Exercise task –
Show, in full, each line of the data that contains "деятельности".

Stored records –
────────────────

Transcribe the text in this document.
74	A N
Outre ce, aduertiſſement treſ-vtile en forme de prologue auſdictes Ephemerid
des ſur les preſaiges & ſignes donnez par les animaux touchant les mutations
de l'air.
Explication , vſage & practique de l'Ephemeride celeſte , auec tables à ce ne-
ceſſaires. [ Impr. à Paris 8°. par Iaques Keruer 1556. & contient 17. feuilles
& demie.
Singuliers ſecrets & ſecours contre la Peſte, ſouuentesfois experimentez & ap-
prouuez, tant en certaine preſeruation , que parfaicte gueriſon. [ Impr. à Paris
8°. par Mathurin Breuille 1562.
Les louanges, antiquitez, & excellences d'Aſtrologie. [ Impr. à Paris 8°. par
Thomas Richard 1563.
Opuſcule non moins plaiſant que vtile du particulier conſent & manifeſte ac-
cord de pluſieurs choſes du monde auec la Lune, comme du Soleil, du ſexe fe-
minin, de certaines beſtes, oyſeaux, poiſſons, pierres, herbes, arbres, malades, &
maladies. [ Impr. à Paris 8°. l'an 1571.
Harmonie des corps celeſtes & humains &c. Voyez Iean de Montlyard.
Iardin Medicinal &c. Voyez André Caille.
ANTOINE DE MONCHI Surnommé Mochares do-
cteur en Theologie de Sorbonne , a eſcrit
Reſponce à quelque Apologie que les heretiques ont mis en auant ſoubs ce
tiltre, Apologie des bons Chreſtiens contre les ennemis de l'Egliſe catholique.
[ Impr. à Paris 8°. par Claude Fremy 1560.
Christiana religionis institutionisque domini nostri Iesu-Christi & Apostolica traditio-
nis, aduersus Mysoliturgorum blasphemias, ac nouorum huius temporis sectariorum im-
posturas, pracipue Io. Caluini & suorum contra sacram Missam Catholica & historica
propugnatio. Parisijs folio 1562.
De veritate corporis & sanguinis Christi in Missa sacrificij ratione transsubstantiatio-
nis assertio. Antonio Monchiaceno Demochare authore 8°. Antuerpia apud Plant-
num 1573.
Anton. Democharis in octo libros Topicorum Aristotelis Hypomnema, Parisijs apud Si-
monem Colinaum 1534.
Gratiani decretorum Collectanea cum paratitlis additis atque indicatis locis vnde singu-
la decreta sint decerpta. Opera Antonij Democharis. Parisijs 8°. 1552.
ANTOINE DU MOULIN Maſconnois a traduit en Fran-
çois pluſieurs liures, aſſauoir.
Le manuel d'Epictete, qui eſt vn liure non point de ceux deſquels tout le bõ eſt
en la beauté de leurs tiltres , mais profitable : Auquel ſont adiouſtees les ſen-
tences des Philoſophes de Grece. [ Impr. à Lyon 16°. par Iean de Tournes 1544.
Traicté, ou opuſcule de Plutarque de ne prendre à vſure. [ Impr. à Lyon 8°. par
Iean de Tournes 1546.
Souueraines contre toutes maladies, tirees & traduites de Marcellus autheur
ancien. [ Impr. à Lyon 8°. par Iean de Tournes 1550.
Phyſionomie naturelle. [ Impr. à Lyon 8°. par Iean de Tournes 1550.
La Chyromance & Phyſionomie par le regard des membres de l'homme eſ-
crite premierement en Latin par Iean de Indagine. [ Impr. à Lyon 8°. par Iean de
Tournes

────────────────

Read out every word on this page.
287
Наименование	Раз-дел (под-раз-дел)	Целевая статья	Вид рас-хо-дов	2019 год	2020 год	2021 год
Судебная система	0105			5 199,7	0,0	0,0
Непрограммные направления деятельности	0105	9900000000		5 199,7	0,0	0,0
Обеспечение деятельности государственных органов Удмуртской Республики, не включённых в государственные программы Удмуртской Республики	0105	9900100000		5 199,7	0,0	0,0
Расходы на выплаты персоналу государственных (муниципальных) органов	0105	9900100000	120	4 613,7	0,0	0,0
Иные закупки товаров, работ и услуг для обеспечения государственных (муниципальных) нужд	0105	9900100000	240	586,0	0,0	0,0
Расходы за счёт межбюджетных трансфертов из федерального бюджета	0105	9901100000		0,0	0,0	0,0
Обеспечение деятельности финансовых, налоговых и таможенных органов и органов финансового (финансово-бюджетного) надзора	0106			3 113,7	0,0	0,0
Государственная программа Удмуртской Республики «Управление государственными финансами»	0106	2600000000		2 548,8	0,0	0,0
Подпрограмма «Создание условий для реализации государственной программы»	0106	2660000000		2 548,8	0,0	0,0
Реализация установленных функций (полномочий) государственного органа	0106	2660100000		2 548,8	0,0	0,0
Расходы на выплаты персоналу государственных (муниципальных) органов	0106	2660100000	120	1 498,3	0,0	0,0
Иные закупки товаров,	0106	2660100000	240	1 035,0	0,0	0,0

────────────────

Task result –
Непрограммные направления деятельности	0105	9900000000		5 199,7	0,0	0,0
Обеспечение деятельности государственных органов Удмуртской Республики, не включённых в государственные программы Удмуртской Республики	0105	9900100000		5 199,7	0,0	0,0
Обеспечение деятельности финансовых, налоговых и таможенных органов и органов финансового (финансово-бюджетного) надзора	0106			3 113,7	0,0	0,0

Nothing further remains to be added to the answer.